### Kutipan Bacaan
--*--

Setelah mendapat peringatan dari Komisi Pemberantasan Korupsi (KPK) akun Twitter milik Ketua DPD RI Irman Gusman tidak lagi berkicau. Bahkan, kicauan yang berisi bantahan penangkapan Irman Gusman juga telah dihapus oleh operator. Belakangan, KPK mengetahui bahwa akun @IrmanGusman_IG dipegang oleh staf Irman Gusman.
"KPK terlalu dini mengumumkan status uang itu sebagai suap dan menetapkan saya sebagai yang menerima suap. Sungguh ini perbuatan jahat dan ditnah kepada saya dan keluarga," kicau akun @IrmanGusman_IG yang diunggah pada Sabtu (17/9), sesaat setelah beredar kabar penangkapan Irman Gusman.
Sebelumnya, pasca tertangkapnya Irman, KPK mengingatkan agar pemegang akun @IrmanGusman_IG untuk tidak memberi informasi palsu. Pasalnya akun @IrmanGusman_IG beberapa kali menulis kicauan yang bernada bantahan penangkapan Irman Gusman.
"Twitter yang bersangkutan dari Bapak IG mengetahui bahwa yang mengoperasikan adalah staf beliau, dan melalui kesempatan ini juga saya berharap kepada yang bersangkutan untuk menghentikan pengoperasian dari Twitter yang bersangkutan karena memutar-mutar balik fakta yang sebenarnya," jelas Wakil Ketua KPK Laode M. Syarif saat jumpa pers di kantornya, Sabtu lalu.

--*--

### Catatan data

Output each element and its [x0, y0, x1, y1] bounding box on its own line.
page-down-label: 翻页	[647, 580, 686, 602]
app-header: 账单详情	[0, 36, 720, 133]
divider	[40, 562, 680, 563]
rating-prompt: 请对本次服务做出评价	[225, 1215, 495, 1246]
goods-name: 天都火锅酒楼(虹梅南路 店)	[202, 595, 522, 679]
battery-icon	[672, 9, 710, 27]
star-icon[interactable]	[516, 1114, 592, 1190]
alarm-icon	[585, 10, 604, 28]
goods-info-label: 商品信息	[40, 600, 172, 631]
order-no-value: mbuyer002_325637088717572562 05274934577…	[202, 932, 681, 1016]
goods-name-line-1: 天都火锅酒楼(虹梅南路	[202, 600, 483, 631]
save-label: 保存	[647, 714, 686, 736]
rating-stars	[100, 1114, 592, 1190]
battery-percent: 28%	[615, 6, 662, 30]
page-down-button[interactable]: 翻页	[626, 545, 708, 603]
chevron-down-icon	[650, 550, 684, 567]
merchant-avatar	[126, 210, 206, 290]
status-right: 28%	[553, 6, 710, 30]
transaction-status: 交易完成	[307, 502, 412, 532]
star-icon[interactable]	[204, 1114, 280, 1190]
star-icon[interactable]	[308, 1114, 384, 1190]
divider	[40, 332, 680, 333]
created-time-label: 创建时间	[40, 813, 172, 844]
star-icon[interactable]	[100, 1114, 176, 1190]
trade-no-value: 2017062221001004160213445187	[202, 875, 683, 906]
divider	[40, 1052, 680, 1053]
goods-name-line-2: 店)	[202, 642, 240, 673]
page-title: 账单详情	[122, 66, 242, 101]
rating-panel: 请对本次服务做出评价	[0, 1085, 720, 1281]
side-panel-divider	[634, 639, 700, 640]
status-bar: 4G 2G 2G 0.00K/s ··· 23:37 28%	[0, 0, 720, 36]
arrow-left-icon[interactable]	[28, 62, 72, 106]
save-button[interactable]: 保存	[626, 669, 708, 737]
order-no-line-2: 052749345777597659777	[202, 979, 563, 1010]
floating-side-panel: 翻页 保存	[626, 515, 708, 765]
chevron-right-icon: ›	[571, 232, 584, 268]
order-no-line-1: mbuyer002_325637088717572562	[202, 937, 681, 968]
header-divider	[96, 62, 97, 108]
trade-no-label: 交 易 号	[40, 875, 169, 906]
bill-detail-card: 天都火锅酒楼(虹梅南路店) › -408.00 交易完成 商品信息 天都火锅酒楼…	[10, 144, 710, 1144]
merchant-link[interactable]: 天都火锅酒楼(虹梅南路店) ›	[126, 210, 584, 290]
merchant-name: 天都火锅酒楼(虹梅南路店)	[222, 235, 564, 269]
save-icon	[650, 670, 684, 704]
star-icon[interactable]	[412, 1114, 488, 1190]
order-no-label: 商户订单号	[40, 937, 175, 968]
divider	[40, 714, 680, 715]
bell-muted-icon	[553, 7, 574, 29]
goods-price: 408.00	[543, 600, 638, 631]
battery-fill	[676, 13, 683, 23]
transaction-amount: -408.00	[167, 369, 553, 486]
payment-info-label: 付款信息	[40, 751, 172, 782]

--*--

### Yang Diminta
Lanjutkan berita tentang akun Twitter Ketua DPD RI Irman Gusman, mulai setelah kalimat terakhirnya.

### Kolom Jawaban
Syarif menegaskan bahwa penangkapan Irman Gusman telah sesuai dengan standar operasional prosedur, dan sesuai dengan aturan peraturan perundang-undangan yang berlaku. Tak hanya itu, seluruh proses penangkapan di rumah dinas Irman Gusman juga direkam secara profesional oleh penyidik KPK. Untuk itu, dia menyesalkan jika semua info yang disampaikan melalui pesan berantai maupun akun Twitter yang sangat bertentangan dengan fakta.
"Itu bohong adanya," tegas Syarif.
Diketahui, Irman Gusman di rumah dinasnya di Jalan Denpasar, Kuningan, Jakarta Sabtu dini hari. Ketua lembaga negara yang terhormat itu kedapatan menerima suap Rp 100 juta. Suap diberikan Direktur Utama CV Semesta Berjaya Xaveriandy Sutanto dan istrinya Memi guna memuluskan pengurusan jatah kuota impor gula dari Bulog untuk Provinsi Sumatera Barat 2016.
Pengungkapan kasus berawal dari penyelidikan perkara distribusi gula tanpa sertifikat Standar Nasional Indonesia (SNI) yang dilakukan Xaveriandy di Sumbar. Xaveriandy berstatus terdakwa dan menyogok Jaksa Penuntut Umum Kejaksaan Negeri Padang Farizal sebesar Rp 364 juta agar lolos dari jeratan hukum.